* Begin RECORDS FOR PROCESSING *
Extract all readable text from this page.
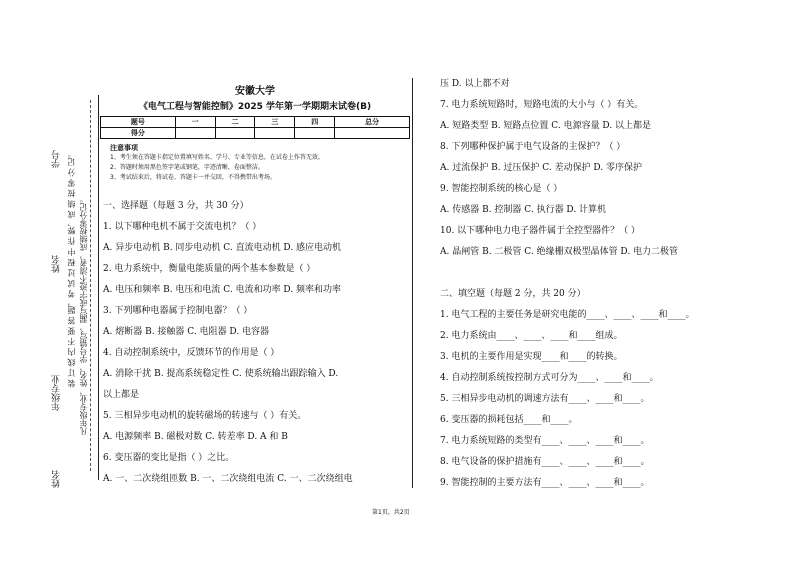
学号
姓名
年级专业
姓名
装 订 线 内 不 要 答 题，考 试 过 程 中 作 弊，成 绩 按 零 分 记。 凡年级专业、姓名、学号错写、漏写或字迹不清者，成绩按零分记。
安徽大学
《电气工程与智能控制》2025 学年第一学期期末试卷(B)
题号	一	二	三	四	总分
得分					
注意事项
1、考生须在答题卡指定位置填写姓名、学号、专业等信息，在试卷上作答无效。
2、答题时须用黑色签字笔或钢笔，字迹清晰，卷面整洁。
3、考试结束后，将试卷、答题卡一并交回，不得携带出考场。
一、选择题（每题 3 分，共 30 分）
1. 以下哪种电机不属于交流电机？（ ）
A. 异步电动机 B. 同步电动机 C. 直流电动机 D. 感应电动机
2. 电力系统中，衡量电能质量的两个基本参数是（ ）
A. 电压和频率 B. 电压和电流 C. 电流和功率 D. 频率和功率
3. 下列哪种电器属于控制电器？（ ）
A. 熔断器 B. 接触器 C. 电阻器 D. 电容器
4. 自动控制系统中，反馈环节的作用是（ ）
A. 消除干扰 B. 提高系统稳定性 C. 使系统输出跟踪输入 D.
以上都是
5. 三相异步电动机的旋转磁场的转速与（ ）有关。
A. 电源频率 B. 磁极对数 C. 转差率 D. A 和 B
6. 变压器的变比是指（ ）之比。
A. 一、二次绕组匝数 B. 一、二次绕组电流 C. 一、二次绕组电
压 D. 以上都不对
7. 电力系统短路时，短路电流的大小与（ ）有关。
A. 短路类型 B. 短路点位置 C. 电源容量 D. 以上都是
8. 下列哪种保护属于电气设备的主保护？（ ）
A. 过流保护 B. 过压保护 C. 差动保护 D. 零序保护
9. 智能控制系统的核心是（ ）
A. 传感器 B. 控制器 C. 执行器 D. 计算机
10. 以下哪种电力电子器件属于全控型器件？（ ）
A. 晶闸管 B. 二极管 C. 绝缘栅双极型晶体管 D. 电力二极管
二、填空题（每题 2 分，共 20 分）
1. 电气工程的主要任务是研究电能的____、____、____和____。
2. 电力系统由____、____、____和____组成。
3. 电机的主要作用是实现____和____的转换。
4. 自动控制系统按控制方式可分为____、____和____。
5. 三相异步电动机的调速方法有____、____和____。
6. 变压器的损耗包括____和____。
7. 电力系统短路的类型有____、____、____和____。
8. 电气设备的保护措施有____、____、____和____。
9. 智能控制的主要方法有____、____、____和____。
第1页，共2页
* End RECORDS FOR PROCESSING *
• **DIRECTIONS FOR THIS TASK**:
Repeat all the data as it stands, dropping any images it holds.

• **EXERCISE RESPONSE**:
Extract all readable text from this page.
学号
姓名
年级专业
姓名
装 订 线 内 不 要 答 题，考 试 过 程 中 作 弊，成 绩 按 零 分 记。 凡年级专业、姓名、学号错写、漏写或字迹不清者，成绩按零分记。
安徽大学
《电气工程与智能控制》2025 学年第一学期期末试卷(B)
题号	一	二	三	四	总分
得分					
注意事项
1、考生须在答题卡指定位置填写姓名、学号、专业等信息，在试卷上作答无效。
2、答题时须用黑色签字笔或钢笔，字迹清晰，卷面整洁。
3、考试结束后，将试卷、答题卡一并交回，不得携带出考场。
一、选择题（每题 3 分，共 30 分）
1. 以下哪种电机不属于交流电机？（ ）
A. 异步电动机 B. 同步电动机 C. 直流电动机 D. 感应电动机
2. 电力系统中，衡量电能质量的两个基本参数是（ ）
A. 电压和频率 B. 电压和电流 C. 电流和功率 D. 频率和功率
3. 下列哪种电器属于控制电器？（ ）
A. 熔断器 B. 接触器 C. 电阻器 D. 电容器
4. 自动控制系统中，反馈环节的作用是（ ）
A. 消除干扰 B. 提高系统稳定性 C. 使系统输出跟踪输入 D.
以上都是
5. 三相异步电动机的旋转磁场的转速与（ ）有关。
A. 电源频率 B. 磁极对数 C. 转差率 D. A 和 B
6. 变压器的变比是指（ ）之比。
A. 一、二次绕组匝数 B. 一、二次绕组电流 C. 一、二次绕组电
压 D. 以上都不对
7. 电力系统短路时，短路电流的大小与（ ）有关。
A. 短路类型 B. 短路点位置 C. 电源容量 D. 以上都是
8. 下列哪种保护属于电气设备的主保护？（ ）
A. 过流保护 B. 过压保护 C. 差动保护 D. 零序保护
9. 智能控制系统的核心是（ ）
A. 传感器 B. 控制器 C. 执行器 D. 计算机
10. 以下哪种电力电子器件属于全控型器件？（ ）
A. 晶闸管 B. 二极管 C. 绝缘栅双极型晶体管 D. 电力二极管
二、填空题（每题 2 分，共 20 分）
1. 电气工程的主要任务是研究电能的____、____、____和____。
2. 电力系统由____、____、____和____组成。
3. 电机的主要作用是实现____和____的转换。
4. 自动控制系统按控制方式可分为____、____和____。
5. 三相异步电动机的调速方法有____、____和____。
6. 变压器的损耗包括____和____。
7. 电力系统短路的类型有____、____、____和____。
8. 电气设备的保护措施有____、____、____和____。
9. 智能控制的主要方法有____、____、____和____。
第1页，共2页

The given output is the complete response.